Find how many lines of the listing include the string "international", and report only that figure.

— start Task inputs —

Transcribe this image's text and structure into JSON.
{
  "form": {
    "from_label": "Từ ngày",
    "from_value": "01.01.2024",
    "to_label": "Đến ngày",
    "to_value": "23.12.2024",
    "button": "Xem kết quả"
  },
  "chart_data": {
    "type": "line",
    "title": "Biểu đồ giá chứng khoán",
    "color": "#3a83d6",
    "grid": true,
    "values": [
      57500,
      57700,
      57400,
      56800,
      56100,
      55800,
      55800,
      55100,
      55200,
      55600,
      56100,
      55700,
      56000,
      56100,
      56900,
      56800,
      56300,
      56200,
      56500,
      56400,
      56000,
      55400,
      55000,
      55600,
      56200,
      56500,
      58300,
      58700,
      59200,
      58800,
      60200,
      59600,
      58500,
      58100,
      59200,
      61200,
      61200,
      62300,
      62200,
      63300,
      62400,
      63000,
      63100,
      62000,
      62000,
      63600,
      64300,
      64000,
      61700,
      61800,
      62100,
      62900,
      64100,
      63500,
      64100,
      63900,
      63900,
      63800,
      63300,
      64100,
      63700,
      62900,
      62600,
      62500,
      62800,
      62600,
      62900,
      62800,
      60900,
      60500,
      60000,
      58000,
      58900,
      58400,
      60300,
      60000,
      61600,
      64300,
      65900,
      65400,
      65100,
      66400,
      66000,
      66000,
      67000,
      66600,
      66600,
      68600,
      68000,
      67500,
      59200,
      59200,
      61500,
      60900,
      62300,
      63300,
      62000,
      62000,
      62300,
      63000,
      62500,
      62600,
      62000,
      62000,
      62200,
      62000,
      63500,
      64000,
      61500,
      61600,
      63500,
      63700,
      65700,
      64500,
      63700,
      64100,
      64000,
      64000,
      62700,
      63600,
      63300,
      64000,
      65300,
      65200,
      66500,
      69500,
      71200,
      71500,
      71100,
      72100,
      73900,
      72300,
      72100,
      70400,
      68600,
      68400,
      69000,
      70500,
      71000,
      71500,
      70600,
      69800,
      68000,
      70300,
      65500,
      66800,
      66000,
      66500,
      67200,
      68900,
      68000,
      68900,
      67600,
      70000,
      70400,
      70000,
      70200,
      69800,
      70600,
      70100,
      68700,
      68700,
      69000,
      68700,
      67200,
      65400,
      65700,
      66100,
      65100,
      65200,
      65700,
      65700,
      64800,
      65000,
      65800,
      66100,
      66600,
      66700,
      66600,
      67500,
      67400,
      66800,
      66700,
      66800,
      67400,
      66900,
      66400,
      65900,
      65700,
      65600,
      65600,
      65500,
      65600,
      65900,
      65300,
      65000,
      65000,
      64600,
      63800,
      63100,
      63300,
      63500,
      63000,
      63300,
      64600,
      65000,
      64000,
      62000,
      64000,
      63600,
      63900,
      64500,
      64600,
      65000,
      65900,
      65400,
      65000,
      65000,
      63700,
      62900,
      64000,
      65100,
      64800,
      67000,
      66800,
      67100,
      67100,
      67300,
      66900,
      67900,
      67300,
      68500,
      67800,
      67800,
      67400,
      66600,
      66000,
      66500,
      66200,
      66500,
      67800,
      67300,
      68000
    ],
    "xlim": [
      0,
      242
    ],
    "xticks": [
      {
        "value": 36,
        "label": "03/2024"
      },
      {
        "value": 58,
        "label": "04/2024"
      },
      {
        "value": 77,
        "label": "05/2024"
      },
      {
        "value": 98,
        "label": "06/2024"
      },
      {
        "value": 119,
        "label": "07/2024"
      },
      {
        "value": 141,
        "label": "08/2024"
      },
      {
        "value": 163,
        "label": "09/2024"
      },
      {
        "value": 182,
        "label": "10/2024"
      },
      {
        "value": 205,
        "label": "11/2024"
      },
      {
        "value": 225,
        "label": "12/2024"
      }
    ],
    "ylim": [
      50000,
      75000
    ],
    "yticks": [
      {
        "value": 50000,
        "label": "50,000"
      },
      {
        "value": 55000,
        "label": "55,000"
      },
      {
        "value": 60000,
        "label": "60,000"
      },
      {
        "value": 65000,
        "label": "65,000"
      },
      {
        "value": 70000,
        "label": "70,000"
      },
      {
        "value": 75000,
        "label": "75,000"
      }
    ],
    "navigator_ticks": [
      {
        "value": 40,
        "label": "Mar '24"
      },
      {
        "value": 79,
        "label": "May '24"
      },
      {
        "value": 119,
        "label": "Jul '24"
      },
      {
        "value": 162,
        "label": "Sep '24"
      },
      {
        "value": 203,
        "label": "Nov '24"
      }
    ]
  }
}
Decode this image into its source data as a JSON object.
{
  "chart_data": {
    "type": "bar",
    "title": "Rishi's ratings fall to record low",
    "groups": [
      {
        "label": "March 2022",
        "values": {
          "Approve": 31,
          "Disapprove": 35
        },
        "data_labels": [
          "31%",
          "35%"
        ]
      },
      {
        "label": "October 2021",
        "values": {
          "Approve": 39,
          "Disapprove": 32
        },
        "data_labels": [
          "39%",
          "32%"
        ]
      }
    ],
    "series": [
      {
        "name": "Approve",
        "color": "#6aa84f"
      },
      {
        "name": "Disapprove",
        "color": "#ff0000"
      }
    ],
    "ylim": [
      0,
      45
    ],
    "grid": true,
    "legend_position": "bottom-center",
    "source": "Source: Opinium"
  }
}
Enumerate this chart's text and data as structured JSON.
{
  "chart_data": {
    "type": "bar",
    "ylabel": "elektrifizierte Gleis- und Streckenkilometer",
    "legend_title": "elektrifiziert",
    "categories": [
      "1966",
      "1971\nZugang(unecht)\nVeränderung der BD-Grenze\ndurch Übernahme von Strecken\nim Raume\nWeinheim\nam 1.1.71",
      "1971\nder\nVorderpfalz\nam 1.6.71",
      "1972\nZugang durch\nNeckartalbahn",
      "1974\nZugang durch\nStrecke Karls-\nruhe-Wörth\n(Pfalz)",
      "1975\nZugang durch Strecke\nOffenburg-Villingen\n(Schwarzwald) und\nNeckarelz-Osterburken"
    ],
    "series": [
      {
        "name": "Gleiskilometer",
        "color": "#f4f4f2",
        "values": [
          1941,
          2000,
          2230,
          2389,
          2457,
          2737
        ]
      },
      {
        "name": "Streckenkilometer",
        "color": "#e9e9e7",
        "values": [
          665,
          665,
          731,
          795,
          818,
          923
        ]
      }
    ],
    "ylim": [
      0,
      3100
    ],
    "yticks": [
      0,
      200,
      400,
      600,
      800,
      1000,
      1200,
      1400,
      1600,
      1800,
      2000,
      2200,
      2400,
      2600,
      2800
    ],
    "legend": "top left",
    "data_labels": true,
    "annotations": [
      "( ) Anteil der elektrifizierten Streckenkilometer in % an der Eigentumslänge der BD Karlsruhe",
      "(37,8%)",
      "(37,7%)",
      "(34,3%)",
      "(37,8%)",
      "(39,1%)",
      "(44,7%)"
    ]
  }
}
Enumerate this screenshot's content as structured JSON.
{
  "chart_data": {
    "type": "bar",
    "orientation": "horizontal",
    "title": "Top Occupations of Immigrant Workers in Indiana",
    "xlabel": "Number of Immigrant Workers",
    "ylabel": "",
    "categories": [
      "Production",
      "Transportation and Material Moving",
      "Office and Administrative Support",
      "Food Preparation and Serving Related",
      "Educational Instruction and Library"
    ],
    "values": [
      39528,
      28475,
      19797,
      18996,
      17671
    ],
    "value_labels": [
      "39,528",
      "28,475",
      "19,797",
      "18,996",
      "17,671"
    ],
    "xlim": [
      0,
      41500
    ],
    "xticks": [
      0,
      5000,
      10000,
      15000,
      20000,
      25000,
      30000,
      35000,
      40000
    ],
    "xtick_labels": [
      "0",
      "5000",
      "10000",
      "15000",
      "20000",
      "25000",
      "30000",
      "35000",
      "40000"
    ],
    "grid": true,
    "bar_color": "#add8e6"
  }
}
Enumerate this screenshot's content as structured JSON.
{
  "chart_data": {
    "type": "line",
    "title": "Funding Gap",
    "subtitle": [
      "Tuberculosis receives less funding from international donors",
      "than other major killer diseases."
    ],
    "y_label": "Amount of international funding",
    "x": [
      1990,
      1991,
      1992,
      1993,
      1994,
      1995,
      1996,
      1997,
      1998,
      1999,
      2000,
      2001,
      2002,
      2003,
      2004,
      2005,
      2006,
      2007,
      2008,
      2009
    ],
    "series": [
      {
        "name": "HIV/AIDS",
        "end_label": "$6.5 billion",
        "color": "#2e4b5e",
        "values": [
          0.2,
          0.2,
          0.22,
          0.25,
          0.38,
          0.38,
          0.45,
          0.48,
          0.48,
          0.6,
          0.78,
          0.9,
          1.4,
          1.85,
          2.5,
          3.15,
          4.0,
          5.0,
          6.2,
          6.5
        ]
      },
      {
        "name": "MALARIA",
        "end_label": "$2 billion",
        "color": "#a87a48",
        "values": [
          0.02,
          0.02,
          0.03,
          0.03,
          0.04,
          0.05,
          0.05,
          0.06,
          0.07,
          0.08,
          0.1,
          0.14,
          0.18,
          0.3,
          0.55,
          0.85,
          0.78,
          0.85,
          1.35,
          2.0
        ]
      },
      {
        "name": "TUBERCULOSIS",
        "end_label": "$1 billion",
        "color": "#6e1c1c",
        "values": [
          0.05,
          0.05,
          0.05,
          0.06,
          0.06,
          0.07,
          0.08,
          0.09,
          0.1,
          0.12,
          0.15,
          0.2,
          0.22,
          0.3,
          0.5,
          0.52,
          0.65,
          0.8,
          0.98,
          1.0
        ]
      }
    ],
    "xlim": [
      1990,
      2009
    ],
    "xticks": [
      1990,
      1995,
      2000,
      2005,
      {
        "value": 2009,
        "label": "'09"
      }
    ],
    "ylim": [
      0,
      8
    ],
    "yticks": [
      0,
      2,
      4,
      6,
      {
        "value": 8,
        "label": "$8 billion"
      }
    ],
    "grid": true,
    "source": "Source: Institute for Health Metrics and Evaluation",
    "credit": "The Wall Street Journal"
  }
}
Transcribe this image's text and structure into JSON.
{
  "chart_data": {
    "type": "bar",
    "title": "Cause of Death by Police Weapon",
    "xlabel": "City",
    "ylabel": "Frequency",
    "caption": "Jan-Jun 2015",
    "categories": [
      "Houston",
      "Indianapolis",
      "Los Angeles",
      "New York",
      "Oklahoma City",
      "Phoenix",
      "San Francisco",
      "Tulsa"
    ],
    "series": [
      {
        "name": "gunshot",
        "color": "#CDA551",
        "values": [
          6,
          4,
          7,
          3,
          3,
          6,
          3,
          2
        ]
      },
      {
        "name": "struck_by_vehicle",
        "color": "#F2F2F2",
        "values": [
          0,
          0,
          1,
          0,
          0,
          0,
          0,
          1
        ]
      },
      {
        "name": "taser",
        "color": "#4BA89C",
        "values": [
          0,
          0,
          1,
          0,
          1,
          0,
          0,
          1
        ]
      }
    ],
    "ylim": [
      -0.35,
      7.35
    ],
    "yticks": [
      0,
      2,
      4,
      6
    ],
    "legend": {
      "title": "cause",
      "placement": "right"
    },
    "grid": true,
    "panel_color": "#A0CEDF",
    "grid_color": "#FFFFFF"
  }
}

— end Task inputs —

Answer in full: 2